### What is needed
Copy out all the records exactly.

### Data shown
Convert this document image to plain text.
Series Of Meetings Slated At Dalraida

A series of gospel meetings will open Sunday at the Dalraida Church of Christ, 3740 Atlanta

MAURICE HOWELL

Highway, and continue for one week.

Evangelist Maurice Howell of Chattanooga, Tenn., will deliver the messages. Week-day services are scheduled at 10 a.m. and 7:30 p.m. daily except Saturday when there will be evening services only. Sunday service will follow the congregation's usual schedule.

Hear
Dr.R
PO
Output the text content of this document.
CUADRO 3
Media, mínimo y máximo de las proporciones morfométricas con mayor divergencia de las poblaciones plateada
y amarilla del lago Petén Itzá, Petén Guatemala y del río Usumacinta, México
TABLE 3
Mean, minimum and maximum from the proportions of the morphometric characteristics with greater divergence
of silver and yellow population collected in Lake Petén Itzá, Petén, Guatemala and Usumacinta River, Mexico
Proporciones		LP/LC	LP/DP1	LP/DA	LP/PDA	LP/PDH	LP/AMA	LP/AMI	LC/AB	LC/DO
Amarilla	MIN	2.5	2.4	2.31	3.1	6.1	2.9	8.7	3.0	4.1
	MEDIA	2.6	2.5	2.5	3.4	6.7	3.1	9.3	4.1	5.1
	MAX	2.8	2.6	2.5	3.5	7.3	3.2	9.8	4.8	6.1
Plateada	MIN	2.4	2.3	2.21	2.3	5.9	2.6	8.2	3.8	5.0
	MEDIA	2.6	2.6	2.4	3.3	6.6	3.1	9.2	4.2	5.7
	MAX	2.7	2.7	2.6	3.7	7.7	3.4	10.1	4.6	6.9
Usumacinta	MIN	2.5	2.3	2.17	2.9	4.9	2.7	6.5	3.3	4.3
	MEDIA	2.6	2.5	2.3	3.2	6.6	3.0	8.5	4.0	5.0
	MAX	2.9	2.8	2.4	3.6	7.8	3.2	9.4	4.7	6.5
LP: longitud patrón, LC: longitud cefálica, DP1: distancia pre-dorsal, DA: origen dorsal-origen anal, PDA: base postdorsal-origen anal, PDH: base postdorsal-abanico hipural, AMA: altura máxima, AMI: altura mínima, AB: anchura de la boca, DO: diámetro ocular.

### Response for this exercise
Convert this document image to plain text.
Series Of Meetings Slated At Dalraida

A series of gospel meetings will open Sunday at the Dalraida Church of Christ, 3740 Atlanta

MAURICE HOWELL

Highway, and continue for one week.

Evangelist Maurice Howell of Chattanooga, Tenn., will deliver the messages. Week-day services are scheduled at 10 a.m. and 7:30 p.m. daily except Saturday when there will be evening services only. Sunday service will follow the congregation's usual schedule.

Hear
Dr.R
PO
Output the text content of this document.
CUADRO 3
Media, mínimo y máximo de las proporciones morfométricas con mayor divergencia de las poblaciones plateada
y amarilla del lago Petén Itzá, Petén Guatemala y del río Usumacinta, México
TABLE 3
Mean, minimum and maximum from the proportions of the morphometric characteristics with greater divergence
of silver and yellow population collected in Lake Petén Itzá, Petén, Guatemala and Usumacinta River, Mexico
Proporciones		LP/LC	LP/DP1	LP/DA	LP/PDA	LP/PDH	LP/AMA	LP/AMI	LC/AB	LC/DO
Amarilla	MIN	2.5	2.4	2.31	3.1	6.1	2.9	8.7	3.0	4.1
	MEDIA	2.6	2.5	2.5	3.4	6.7	3.1	9.3	4.1	5.1
	MAX	2.8	2.6	2.5	3.5	7.3	3.2	9.8	4.8	6.1
Plateada	MIN	2.4	2.3	2.21	2.3	5.9	2.6	8.2	3.8	5.0
	MEDIA	2.6	2.6	2.4	3.3	6.6	3.1	9.2	4.2	5.7
	MAX	2.7	2.7	2.6	3.7	7.7	3.4	10.1	4.6	6.9
Usumacinta	MIN	2.5	2.3	2.17	2.9	4.9	2.7	6.5	3.3	4.3
	MEDIA	2.6	2.5	2.3	3.2	6.6	3.0	8.5	4.0	5.0
	MAX	2.9	2.8	2.4	3.6	7.8	3.2	9.4	4.7	6.5
LP: longitud patrón, LC: longitud cefálica, DP1: distancia pre-dorsal, DA: origen dorsal-origen anal, PDA: base postdorsal-origen anal, PDH: base postdorsal-abanico hipural, AMA: altura máxima, AMI: altura mínima, AB: anchura de la boca, DO: diámetro ocular.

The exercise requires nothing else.